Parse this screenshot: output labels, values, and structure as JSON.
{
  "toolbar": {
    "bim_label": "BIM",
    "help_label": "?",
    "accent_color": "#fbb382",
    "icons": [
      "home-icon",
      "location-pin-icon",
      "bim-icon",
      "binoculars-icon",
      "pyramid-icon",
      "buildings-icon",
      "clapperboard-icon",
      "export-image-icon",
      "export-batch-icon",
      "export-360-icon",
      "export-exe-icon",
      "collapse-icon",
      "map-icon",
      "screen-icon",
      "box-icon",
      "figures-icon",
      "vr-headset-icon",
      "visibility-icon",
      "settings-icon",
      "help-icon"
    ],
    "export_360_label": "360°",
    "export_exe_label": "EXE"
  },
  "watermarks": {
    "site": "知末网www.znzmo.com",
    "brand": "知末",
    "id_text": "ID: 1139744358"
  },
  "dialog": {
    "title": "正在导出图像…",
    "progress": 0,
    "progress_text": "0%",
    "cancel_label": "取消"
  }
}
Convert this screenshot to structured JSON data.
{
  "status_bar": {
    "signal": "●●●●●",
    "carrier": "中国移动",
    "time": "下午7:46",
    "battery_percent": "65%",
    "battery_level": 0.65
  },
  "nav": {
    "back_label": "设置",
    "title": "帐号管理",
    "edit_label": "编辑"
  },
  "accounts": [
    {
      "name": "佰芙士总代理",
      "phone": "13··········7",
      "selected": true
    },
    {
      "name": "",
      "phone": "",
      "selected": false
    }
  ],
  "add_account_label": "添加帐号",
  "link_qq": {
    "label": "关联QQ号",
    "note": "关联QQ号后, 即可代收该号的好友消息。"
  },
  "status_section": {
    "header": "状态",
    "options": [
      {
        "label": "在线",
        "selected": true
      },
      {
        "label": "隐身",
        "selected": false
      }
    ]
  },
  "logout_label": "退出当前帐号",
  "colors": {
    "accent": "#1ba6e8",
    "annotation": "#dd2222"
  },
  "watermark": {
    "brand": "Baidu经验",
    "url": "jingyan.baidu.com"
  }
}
· · · · · · ·
- What is being asked -
What is the number of lines holding the word "JSON"? State it alone.

- Solution to this exercise -
2